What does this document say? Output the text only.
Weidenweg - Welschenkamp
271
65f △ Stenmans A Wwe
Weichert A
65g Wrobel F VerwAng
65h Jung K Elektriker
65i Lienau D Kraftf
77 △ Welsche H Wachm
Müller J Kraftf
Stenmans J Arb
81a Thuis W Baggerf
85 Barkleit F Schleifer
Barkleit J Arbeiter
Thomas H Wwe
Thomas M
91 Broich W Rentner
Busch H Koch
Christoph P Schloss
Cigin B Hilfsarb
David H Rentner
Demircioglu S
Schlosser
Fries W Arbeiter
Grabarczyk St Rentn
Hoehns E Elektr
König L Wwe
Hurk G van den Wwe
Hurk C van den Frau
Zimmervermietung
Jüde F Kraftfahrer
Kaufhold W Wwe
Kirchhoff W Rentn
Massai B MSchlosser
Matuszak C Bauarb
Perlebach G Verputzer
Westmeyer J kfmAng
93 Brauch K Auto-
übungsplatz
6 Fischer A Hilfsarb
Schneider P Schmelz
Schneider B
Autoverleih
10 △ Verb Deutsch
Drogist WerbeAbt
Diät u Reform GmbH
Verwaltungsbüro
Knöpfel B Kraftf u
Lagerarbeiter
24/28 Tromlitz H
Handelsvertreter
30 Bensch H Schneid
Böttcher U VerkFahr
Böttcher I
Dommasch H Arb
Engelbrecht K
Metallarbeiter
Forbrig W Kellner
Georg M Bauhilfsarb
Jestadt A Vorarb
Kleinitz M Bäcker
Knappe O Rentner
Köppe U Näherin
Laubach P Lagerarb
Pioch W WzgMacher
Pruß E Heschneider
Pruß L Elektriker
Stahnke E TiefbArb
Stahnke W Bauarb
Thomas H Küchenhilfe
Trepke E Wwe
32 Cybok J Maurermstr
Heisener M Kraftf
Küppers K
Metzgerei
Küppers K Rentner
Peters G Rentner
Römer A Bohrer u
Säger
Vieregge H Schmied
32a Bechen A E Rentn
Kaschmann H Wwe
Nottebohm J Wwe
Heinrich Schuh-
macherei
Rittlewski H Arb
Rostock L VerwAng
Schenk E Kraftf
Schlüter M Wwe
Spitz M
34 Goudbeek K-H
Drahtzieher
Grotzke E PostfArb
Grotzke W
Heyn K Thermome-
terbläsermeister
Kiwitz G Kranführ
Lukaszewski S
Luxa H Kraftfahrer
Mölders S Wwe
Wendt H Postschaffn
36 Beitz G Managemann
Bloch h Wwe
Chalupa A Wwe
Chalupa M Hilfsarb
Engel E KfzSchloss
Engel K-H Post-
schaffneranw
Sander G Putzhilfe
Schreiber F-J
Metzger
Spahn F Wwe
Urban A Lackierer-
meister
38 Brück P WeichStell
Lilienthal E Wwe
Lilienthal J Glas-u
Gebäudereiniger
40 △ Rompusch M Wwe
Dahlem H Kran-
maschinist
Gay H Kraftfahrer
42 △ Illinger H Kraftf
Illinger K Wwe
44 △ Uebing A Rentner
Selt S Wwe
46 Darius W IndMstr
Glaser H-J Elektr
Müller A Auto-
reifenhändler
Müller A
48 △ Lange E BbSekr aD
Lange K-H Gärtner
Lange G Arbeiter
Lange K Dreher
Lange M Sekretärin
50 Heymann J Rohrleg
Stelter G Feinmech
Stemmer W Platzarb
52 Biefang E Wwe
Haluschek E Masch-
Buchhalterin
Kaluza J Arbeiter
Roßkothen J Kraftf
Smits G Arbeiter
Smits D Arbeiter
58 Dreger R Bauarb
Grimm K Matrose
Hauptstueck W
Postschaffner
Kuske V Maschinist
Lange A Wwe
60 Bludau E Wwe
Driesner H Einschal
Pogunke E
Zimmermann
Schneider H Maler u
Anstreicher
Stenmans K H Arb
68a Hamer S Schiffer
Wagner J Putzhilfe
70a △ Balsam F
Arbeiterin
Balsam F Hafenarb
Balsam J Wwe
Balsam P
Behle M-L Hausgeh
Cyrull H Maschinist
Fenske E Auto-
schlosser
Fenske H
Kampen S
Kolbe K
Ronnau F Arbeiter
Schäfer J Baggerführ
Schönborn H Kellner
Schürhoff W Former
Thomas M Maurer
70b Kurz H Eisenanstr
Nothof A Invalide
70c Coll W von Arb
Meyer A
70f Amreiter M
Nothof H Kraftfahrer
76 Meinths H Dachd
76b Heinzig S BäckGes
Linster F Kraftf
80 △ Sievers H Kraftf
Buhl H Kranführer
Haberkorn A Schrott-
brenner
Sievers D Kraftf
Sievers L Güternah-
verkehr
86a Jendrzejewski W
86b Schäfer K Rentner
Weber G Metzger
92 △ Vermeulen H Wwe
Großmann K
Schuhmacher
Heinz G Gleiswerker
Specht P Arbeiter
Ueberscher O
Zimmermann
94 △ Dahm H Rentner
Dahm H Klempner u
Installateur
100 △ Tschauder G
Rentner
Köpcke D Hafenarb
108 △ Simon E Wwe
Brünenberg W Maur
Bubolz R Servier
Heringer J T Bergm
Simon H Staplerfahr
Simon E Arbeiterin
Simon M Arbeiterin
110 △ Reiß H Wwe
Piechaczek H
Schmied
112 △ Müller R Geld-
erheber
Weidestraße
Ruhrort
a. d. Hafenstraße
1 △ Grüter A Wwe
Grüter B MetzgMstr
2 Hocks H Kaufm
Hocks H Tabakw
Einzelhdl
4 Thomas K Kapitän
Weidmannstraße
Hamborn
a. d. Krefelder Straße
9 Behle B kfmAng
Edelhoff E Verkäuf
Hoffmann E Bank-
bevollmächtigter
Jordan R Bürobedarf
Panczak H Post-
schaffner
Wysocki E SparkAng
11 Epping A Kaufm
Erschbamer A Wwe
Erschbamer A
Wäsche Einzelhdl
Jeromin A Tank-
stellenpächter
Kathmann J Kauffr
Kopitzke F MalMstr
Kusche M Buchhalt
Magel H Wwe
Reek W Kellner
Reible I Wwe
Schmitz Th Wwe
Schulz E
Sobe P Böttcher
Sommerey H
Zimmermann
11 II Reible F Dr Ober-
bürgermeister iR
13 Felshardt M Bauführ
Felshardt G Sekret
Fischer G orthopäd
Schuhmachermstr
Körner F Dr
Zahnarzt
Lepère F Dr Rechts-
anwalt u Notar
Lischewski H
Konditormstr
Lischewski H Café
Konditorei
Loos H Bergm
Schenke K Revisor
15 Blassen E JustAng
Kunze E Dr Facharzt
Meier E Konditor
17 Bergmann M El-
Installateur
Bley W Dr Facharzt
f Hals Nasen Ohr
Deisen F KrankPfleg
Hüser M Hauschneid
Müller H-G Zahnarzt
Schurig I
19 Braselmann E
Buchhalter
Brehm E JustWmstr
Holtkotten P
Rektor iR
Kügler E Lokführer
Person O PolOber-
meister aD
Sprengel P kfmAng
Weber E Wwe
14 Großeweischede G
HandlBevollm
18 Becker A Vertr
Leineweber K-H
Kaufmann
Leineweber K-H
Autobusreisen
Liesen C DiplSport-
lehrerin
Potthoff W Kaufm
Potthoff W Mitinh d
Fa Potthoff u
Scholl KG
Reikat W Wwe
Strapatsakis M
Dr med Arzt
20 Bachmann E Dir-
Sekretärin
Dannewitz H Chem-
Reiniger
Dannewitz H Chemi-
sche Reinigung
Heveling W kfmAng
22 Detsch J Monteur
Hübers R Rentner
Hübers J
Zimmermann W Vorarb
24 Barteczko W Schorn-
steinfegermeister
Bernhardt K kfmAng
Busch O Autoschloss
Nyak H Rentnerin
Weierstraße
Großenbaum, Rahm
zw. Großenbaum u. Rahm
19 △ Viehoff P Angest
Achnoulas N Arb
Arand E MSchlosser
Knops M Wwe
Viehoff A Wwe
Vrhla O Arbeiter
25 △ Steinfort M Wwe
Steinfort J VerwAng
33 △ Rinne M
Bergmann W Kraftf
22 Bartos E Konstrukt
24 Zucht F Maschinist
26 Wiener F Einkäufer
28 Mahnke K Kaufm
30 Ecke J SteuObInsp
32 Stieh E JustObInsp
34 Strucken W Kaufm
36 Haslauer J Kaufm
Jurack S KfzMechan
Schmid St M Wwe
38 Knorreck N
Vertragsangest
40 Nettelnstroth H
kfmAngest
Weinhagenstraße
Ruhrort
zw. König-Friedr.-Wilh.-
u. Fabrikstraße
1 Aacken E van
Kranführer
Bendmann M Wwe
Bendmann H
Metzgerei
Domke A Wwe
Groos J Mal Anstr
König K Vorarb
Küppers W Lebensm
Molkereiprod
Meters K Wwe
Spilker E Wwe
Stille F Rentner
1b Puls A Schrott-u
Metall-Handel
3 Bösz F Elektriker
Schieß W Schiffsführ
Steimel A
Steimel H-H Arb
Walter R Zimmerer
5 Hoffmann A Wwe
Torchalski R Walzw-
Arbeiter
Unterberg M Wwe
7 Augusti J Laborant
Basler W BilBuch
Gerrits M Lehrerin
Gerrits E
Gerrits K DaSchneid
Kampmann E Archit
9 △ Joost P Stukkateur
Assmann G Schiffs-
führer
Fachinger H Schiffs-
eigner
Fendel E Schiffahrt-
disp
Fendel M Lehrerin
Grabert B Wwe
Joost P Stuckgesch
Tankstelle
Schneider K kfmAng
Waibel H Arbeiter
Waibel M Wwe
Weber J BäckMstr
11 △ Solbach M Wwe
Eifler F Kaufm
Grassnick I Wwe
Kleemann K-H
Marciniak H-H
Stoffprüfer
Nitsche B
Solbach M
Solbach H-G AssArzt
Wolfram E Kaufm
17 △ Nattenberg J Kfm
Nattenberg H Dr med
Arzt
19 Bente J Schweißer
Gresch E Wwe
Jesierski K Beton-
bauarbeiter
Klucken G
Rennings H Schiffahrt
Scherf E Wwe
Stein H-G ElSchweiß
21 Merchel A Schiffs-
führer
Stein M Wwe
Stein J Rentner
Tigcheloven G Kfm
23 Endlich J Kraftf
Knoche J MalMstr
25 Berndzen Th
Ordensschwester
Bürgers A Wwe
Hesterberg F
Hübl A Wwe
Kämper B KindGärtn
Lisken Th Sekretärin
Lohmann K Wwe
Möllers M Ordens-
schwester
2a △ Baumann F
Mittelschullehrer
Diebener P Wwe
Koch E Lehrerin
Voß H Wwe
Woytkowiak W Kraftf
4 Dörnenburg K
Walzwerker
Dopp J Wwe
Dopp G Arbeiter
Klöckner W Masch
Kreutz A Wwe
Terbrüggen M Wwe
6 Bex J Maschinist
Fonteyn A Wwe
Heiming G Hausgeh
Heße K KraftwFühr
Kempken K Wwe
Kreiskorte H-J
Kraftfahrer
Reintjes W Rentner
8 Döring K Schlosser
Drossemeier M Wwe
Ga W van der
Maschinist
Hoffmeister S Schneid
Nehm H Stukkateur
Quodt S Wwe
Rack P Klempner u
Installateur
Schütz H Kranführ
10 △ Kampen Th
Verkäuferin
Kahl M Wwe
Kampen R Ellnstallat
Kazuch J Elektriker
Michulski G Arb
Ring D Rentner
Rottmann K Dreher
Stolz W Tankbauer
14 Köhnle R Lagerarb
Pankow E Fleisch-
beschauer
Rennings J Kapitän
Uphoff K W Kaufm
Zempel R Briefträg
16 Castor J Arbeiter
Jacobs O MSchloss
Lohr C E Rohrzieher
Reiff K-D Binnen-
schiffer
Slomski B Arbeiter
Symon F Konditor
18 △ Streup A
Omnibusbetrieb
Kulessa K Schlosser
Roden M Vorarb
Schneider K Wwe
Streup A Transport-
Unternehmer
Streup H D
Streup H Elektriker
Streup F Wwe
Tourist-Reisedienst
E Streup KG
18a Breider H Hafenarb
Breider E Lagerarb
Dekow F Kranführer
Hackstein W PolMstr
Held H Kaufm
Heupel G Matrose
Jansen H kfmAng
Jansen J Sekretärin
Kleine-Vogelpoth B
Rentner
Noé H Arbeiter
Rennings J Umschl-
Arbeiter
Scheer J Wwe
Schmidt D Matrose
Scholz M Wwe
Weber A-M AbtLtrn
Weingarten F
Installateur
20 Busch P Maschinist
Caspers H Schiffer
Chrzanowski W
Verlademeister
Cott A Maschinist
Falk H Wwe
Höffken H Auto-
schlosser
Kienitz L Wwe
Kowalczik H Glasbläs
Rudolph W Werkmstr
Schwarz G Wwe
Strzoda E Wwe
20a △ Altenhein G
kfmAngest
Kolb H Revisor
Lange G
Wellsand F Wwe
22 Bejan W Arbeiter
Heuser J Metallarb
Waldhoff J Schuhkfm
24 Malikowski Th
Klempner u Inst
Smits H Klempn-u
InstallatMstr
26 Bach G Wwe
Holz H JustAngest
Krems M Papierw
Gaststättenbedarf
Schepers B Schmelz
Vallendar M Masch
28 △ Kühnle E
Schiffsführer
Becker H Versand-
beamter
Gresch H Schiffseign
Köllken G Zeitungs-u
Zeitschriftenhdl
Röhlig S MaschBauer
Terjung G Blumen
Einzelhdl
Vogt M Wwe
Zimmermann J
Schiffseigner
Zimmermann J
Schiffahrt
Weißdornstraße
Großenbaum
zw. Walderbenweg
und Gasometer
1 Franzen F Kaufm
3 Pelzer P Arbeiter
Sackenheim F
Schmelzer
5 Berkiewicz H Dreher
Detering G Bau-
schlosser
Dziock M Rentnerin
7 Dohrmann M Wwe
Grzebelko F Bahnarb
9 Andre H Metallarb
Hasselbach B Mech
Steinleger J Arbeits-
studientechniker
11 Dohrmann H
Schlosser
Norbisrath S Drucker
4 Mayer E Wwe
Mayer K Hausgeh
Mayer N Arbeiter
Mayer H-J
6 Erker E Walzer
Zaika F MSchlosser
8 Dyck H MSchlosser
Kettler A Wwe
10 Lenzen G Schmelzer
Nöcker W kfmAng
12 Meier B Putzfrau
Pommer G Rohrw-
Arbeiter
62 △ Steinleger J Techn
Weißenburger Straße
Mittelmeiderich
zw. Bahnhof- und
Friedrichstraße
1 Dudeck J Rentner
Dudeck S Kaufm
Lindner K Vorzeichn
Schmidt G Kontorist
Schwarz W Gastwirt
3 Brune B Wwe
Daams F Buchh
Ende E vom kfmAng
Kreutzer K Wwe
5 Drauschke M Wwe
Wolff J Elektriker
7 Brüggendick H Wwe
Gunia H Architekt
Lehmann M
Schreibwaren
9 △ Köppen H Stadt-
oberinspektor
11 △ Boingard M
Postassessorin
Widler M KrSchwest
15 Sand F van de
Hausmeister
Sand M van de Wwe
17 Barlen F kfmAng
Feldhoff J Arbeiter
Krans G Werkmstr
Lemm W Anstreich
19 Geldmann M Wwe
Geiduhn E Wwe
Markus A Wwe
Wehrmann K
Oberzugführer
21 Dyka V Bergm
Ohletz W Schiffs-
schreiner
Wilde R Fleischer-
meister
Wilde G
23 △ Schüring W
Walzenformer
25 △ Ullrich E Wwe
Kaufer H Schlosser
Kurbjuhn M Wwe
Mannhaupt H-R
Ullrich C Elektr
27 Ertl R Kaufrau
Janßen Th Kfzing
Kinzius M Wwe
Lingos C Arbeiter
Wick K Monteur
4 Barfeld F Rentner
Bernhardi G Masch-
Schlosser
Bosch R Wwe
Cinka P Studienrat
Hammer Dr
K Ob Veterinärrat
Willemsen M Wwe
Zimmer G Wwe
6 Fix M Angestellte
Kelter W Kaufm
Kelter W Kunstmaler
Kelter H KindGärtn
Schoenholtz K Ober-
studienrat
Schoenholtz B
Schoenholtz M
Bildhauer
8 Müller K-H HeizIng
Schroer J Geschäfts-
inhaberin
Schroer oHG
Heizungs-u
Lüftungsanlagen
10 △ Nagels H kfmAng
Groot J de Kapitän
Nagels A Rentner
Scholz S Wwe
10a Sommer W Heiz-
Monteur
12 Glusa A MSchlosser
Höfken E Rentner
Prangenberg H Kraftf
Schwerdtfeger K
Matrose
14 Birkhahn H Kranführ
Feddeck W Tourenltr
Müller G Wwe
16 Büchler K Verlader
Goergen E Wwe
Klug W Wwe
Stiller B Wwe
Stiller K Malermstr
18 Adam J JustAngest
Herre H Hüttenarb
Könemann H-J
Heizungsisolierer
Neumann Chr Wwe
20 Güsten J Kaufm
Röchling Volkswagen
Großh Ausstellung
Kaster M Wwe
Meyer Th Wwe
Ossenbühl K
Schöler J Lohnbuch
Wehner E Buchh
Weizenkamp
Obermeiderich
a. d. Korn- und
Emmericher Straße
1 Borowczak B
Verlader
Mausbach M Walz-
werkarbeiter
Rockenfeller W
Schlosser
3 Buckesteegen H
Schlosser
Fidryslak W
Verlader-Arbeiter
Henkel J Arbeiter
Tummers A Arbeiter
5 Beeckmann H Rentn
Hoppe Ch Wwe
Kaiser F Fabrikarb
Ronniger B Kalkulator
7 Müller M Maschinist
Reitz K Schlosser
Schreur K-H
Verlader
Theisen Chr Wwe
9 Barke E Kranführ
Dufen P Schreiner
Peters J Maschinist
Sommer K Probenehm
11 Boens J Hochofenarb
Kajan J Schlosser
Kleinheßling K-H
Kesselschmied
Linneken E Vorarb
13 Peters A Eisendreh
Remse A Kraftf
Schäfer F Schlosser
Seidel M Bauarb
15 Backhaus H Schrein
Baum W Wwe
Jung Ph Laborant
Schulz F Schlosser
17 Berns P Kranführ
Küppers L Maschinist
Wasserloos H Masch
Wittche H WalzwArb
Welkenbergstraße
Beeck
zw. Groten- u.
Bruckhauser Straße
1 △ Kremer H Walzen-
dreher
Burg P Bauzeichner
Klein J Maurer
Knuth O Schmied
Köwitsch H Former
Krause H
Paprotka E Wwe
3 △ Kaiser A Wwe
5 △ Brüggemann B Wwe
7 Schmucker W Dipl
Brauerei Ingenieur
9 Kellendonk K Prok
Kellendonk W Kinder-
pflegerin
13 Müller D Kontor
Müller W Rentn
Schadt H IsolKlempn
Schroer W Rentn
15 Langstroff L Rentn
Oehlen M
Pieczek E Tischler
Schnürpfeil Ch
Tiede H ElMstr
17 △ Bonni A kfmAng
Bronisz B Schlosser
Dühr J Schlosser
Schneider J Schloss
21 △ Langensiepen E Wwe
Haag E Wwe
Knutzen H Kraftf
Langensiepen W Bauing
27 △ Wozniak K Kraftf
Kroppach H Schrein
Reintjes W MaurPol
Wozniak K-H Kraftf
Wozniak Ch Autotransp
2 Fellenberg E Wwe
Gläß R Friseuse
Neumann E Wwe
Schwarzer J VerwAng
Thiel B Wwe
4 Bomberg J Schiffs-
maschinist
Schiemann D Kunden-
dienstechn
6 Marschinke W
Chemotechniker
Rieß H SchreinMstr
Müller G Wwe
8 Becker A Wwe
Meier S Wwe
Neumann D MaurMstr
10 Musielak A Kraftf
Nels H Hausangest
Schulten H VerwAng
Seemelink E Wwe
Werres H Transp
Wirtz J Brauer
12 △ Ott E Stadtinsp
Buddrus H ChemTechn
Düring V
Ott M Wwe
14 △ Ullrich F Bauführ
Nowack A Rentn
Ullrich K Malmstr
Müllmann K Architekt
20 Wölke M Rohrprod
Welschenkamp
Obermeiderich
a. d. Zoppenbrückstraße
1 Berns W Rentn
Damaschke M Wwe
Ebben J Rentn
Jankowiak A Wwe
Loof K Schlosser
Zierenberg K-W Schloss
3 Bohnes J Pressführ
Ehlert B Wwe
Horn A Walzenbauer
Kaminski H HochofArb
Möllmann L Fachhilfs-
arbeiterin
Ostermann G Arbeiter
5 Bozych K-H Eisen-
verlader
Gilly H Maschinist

◆ ◆ ◆ ◆ ◆

Exercise
Your answer should be a single number: the count of lines containing the word "KindGärtn".

Reply to the exercise
2